Instructions for the task
Transcribe the records exactly. Pictures do not belong in the transcription.
· · · · · · ·
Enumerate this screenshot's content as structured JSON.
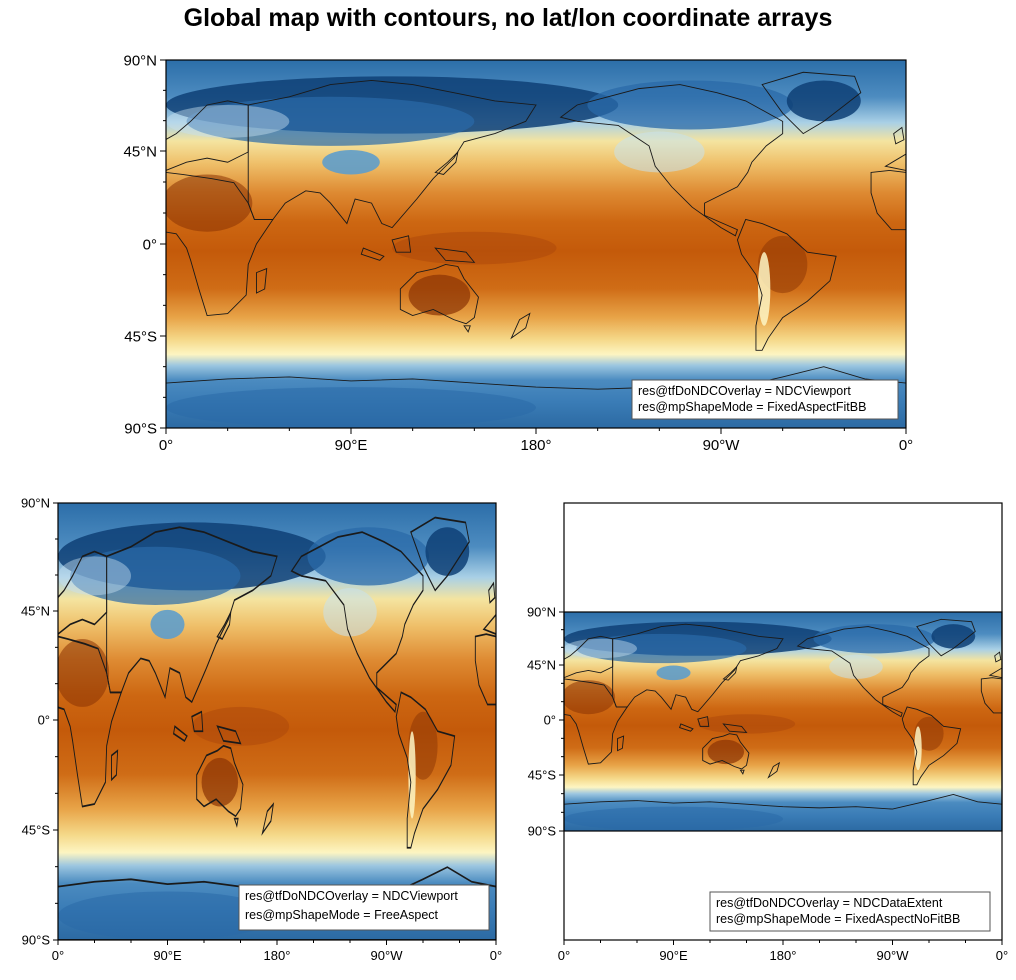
{
  "title": "Global map with contours, no lat/lon coordinate arrays",
  "colors": {
    "hot": "#8a3304",
    "warm": "#c9620e",
    "mid": "#e8a448",
    "pale": "#f5df90",
    "light": "#fdf6c4",
    "cold_light": "#c7e1ef",
    "cold": "#5e9dcb",
    "cold_dark": "#2a6aa8",
    "coldest": "#0e3f76"
  },
  "maps": [
    {
      "id": "top",
      "lat_labels": [
        "90°N",
        "45°N",
        "0°",
        "45°S",
        "90°S"
      ],
      "lon_labels": [
        "0°",
        "90°E",
        "180°",
        "90°W",
        "0°"
      ],
      "legend": [
        "res@tfDoNDCOverlay = NDCViewport",
        "res@mpShapeMode = FixedAspectFitBB"
      ]
    },
    {
      "id": "bottom-left",
      "lat_labels": [
        "90°N",
        "45°N",
        "0°",
        "45°S",
        "90°S"
      ],
      "lon_labels": [
        "0°",
        "90°E",
        "180°",
        "90°W",
        "0°"
      ],
      "legend": [
        "res@tfDoNDCOverlay = NDCViewport",
        "res@mpShapeMode = FreeAspect"
      ]
    },
    {
      "id": "bottom-right",
      "lat_labels": [
        "90°N",
        "45°N",
        "0°",
        "45°S",
        "90°S"
      ],
      "lon_labels": [
        "0°",
        "90°E",
        "180°",
        "90°W",
        "0°"
      ],
      "legend": [
        "res@tfDoNDCOverlay = NDCDataExtent",
        "res@mpShapeMode = FixedAspectNoFitBB"
      ]
    }
  ]
}
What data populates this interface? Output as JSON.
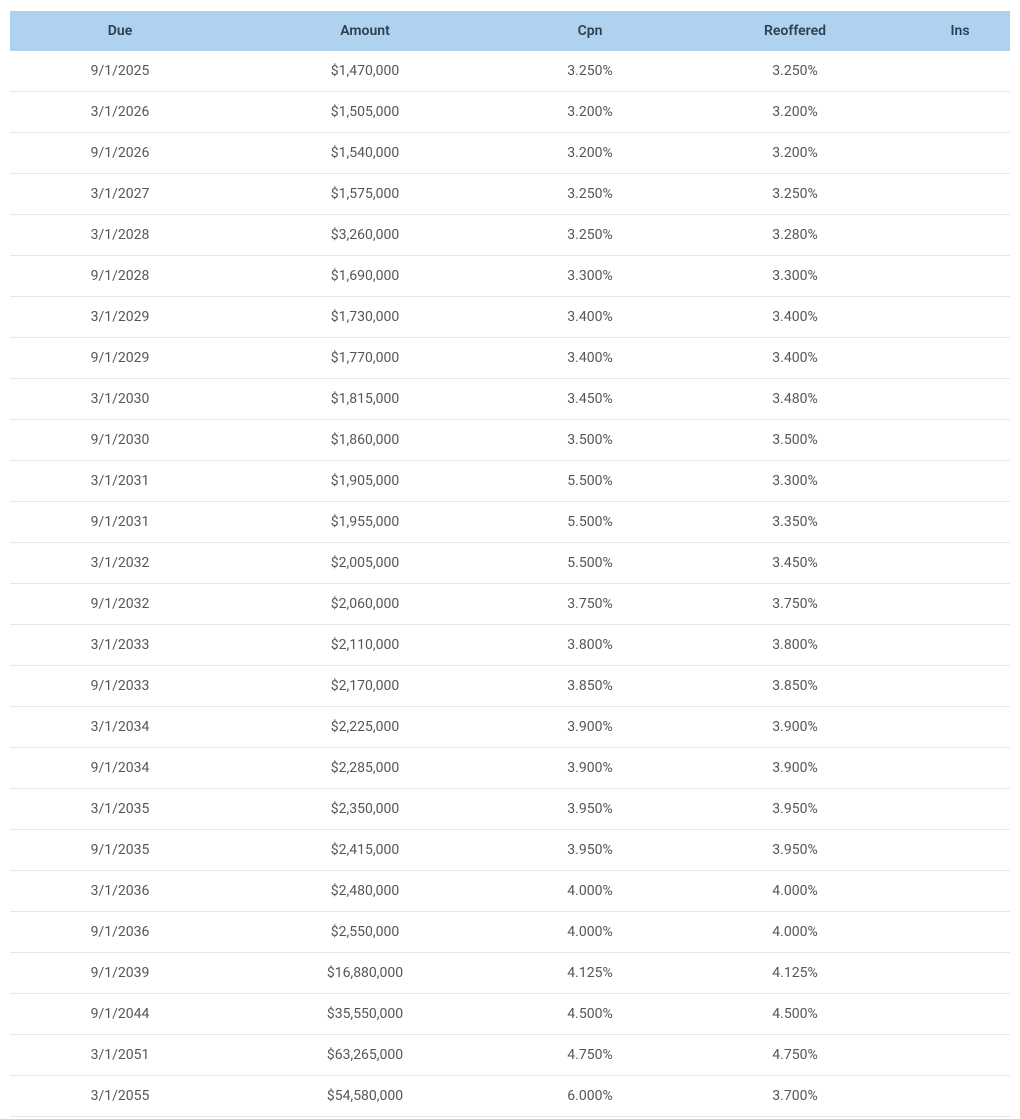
{
  "table": {
    "header_bg_color": "#aed2ef",
    "header_text_color": "#2c3e50",
    "row_text_color": "#53565a",
    "border_color": "#e8e8e8",
    "font_size": 14,
    "columns": [
      {
        "key": "due",
        "label": "Due",
        "width": "22%"
      },
      {
        "key": "amount",
        "label": "Amount",
        "width": "27%"
      },
      {
        "key": "cpn",
        "label": "Cpn",
        "width": "18%"
      },
      {
        "key": "reoffered",
        "label": "Reoffered",
        "width": "23%"
      },
      {
        "key": "ins",
        "label": "Ins",
        "width": "10%"
      }
    ],
    "rows": [
      {
        "due": "9/1/2025",
        "amount": "$1,470,000",
        "cpn": "3.250%",
        "reoffered": "3.250%",
        "ins": ""
      },
      {
        "due": "3/1/2026",
        "amount": "$1,505,000",
        "cpn": "3.200%",
        "reoffered": "3.200%",
        "ins": ""
      },
      {
        "due": "9/1/2026",
        "amount": "$1,540,000",
        "cpn": "3.200%",
        "reoffered": "3.200%",
        "ins": ""
      },
      {
        "due": "3/1/2027",
        "amount": "$1,575,000",
        "cpn": "3.250%",
        "reoffered": "3.250%",
        "ins": ""
      },
      {
        "due": "3/1/2028",
        "amount": "$3,260,000",
        "cpn": "3.250%",
        "reoffered": "3.280%",
        "ins": ""
      },
      {
        "due": "9/1/2028",
        "amount": "$1,690,000",
        "cpn": "3.300%",
        "reoffered": "3.300%",
        "ins": ""
      },
      {
        "due": "3/1/2029",
        "amount": "$1,730,000",
        "cpn": "3.400%",
        "reoffered": "3.400%",
        "ins": ""
      },
      {
        "due": "9/1/2029",
        "amount": "$1,770,000",
        "cpn": "3.400%",
        "reoffered": "3.400%",
        "ins": ""
      },
      {
        "due": "3/1/2030",
        "amount": "$1,815,000",
        "cpn": "3.450%",
        "reoffered": "3.480%",
        "ins": ""
      },
      {
        "due": "9/1/2030",
        "amount": "$1,860,000",
        "cpn": "3.500%",
        "reoffered": "3.500%",
        "ins": ""
      },
      {
        "due": "3/1/2031",
        "amount": "$1,905,000",
        "cpn": "5.500%",
        "reoffered": "3.300%",
        "ins": ""
      },
      {
        "due": "9/1/2031",
        "amount": "$1,955,000",
        "cpn": "5.500%",
        "reoffered": "3.350%",
        "ins": ""
      },
      {
        "due": "3/1/2032",
        "amount": "$2,005,000",
        "cpn": "5.500%",
        "reoffered": "3.450%",
        "ins": ""
      },
      {
        "due": "9/1/2032",
        "amount": "$2,060,000",
        "cpn": "3.750%",
        "reoffered": "3.750%",
        "ins": ""
      },
      {
        "due": "3/1/2033",
        "amount": "$2,110,000",
        "cpn": "3.800%",
        "reoffered": "3.800%",
        "ins": ""
      },
      {
        "due": "9/1/2033",
        "amount": "$2,170,000",
        "cpn": "3.850%",
        "reoffered": "3.850%",
        "ins": ""
      },
      {
        "due": "3/1/2034",
        "amount": "$2,225,000",
        "cpn": "3.900%",
        "reoffered": "3.900%",
        "ins": ""
      },
      {
        "due": "9/1/2034",
        "amount": "$2,285,000",
        "cpn": "3.900%",
        "reoffered": "3.900%",
        "ins": ""
      },
      {
        "due": "3/1/2035",
        "amount": "$2,350,000",
        "cpn": "3.950%",
        "reoffered": "3.950%",
        "ins": ""
      },
      {
        "due": "9/1/2035",
        "amount": "$2,415,000",
        "cpn": "3.950%",
        "reoffered": "3.950%",
        "ins": ""
      },
      {
        "due": "3/1/2036",
        "amount": "$2,480,000",
        "cpn": "4.000%",
        "reoffered": "4.000%",
        "ins": ""
      },
      {
        "due": "9/1/2036",
        "amount": "$2,550,000",
        "cpn": "4.000%",
        "reoffered": "4.000%",
        "ins": ""
      },
      {
        "due": "9/1/2039",
        "amount": "$16,880,000",
        "cpn": "4.125%",
        "reoffered": "4.125%",
        "ins": ""
      },
      {
        "due": "9/1/2044",
        "amount": "$35,550,000",
        "cpn": "4.500%",
        "reoffered": "4.500%",
        "ins": ""
      },
      {
        "due": "3/1/2051",
        "amount": "$63,265,000",
        "cpn": "4.750%",
        "reoffered": "4.750%",
        "ins": ""
      },
      {
        "due": "3/1/2055",
        "amount": "$54,580,000",
        "cpn": "6.000%",
        "reoffered": "3.700%",
        "ins": ""
      }
    ]
  }
}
· · · · · · ·
Task solution
Enumerate this screenshot's content as structured JSON.
{
  "title": "Global map with contours, no lat/lon coordinate arrays",
  "colors": {
    "hot": "#8a3304",
    "warm": "#c9620e",
    "mid": "#e8a448",
    "pale": "#f5df90",
    "light": "#fdf6c4",
    "cold_light": "#c7e1ef",
    "cold": "#5e9dcb",
    "cold_dark": "#2a6aa8",
    "coldest": "#0e3f76"
  },
  "maps": [
    {
      "id": "top",
      "lat_labels": [
        "90°N",
        "45°N",
        "0°",
        "45°S",
        "90°S"
      ],
      "lon_labels": [
        "0°",
        "90°E",
        "180°",
        "90°W",
        "0°"
      ],
      "legend": [
        "res@tfDoNDCOverlay = NDCViewport",
        "res@mpShapeMode = FixedAspectFitBB"
      ]
    },
    {
      "id": "bottom-left",
      "lat_labels": [
        "90°N",
        "45°N",
        "0°",
        "45°S",
        "90°S"
      ],
      "lon_labels": [
        "0°",
        "90°E",
        "180°",
        "90°W",
        "0°"
      ],
      "legend": [
        "res@tfDoNDCOverlay = NDCViewport",
        "res@mpShapeMode = FreeAspect"
      ]
    },
    {
      "id": "bottom-right",
      "lat_labels": [
        "90°N",
        "45°N",
        "0°",
        "45°S",
        "90°S"
      ],
      "lon_labels": [
        "0°",
        "90°E",
        "180°",
        "90°W",
        "0°"
      ],
      "legend": [
        "res@tfDoNDCOverlay = NDCDataExtent",
        "res@mpShapeMode = FixedAspectNoFitBB"
      ]
    }
  ]
}
What data populates this interface? Output as JSON.
{
  "table": {
    "header_bg_color": "#aed2ef",
    "header_text_color": "#2c3e50",
    "row_text_color": "#53565a",
    "border_color": "#e8e8e8",
    "font_size": 14,
    "columns": [
      {
        "key": "due",
        "label": "Due",
        "width": "22%"
      },
      {
        "key": "amount",
        "label": "Amount",
        "width": "27%"
      },
      {
        "key": "cpn",
        "label": "Cpn",
        "width": "18%"
      },
      {
        "key": "reoffered",
        "label": "Reoffered",
        "width": "23%"
      },
      {
        "key": "ins",
        "label": "Ins",
        "width": "10%"
      }
    ],
    "rows": [
      {
        "due": "9/1/2025",
        "amount": "$1,470,000",
        "cpn": "3.250%",
        "reoffered": "3.250%",
        "ins": ""
      },
      {
        "due": "3/1/2026",
        "amount": "$1,505,000",
        "cpn": "3.200%",
        "reoffered": "3.200%",
        "ins": ""
      },
      {
        "due": "9/1/2026",
        "amount": "$1,540,000",
        "cpn": "3.200%",
        "reoffered": "3.200%",
        "ins": ""
      },
      {
        "due": "3/1/2027",
        "amount": "$1,575,000",
        "cpn": "3.250%",
        "reoffered": "3.250%",
        "ins": ""
      },
      {
        "due": "3/1/2028",
        "amount": "$3,260,000",
        "cpn": "3.250%",
        "reoffered": "3.280%",
        "ins": ""
      },
      {
        "due": "9/1/2028",
        "amount": "$1,690,000",
        "cpn": "3.300%",
        "reoffered": "3.300%",
        "ins": ""
      },
      {
        "due": "3/1/2029",
        "amount": "$1,730,000",
        "cpn": "3.400%",
        "reoffered": "3.400%",
        "ins": ""
      },
      {
        "due": "9/1/2029",
        "amount": "$1,770,000",
        "cpn": "3.400%",
        "reoffered": "3.400%",
        "ins": ""
      },
      {
        "due": "3/1/2030",
        "amount": "$1,815,000",
        "cpn": "3.450%",
        "reoffered": "3.480%",
        "ins": ""
      },
      {
        "due": "9/1/2030",
        "amount": "$1,860,000",
        "cpn": "3.500%",
        "reoffered": "3.500%",
        "ins": ""
      },
      {
        "due": "3/1/2031",
        "amount": "$1,905,000",
        "cpn": "5.500%",
        "reoffered": "3.300%",
        "ins": ""
      },
      {
        "due": "9/1/2031",
        "amount": "$1,955,000",
        "cpn": "5.500%",
        "reoffered": "3.350%",
        "ins": ""
      },
      {
        "due": "3/1/2032",
        "amount": "$2,005,000",
        "cpn": "5.500%",
        "reoffered": "3.450%",
        "ins": ""
      },
      {
        "due": "9/1/2032",
        "amount": "$2,060,000",
        "cpn": "3.750%",
        "reoffered": "3.750%",
        "ins": ""
      },
      {
        "due": "3/1/2033",
        "amount": "$2,110,000",
        "cpn": "3.800%",
        "reoffered": "3.800%",
        "ins": ""
      },
      {
        "due": "9/1/2033",
        "amount": "$2,170,000",
        "cpn": "3.850%",
        "reoffered": "3.850%",
        "ins": ""
      },
      {
        "due": "3/1/2034",
        "amount": "$2,225,000",
        "cpn": "3.900%",
        "reoffered": "3.900%",
        "ins": ""
      },
      {
        "due": "9/1/2034",
        "amount": "$2,285,000",
        "cpn": "3.900%",
        "reoffered": "3.900%",
        "ins": ""
      },
      {
        "due": "3/1/2035",
        "amount": "$2,350,000",
        "cpn": "3.950%",
        "reoffered": "3.950%",
        "ins": ""
      },
      {
        "due": "9/1/2035",
        "amount": "$2,415,000",
        "cpn": "3.950%",
        "reoffered": "3.950%",
        "ins": ""
      },
      {
        "due": "3/1/2036",
        "amount": "$2,480,000",
        "cpn": "4.000%",
        "reoffered": "4.000%",
        "ins": ""
      },
      {
        "due": "9/1/2036",
        "amount": "$2,550,000",
        "cpn": "4.000%",
        "reoffered": "4.000%",
        "ins": ""
      },
      {
        "due": "9/1/2039",
        "amount": "$16,880,000",
        "cpn": "4.125%",
        "reoffered": "4.125%",
        "ins": ""
      },
      {
        "due": "9/1/2044",
        "amount": "$35,550,000",
        "cpn": "4.500%",
        "reoffered": "4.500%",
        "ins": ""
      },
      {
        "due": "3/1/2051",
        "amount": "$63,265,000",
        "cpn": "4.750%",
        "reoffered": "4.750%",
        "ins": ""
      },
      {
        "due": "3/1/2055",
        "amount": "$54,580,000",
        "cpn": "6.000%",
        "reoffered": "3.700%",
        "ins": ""
      }
    ]
  }
}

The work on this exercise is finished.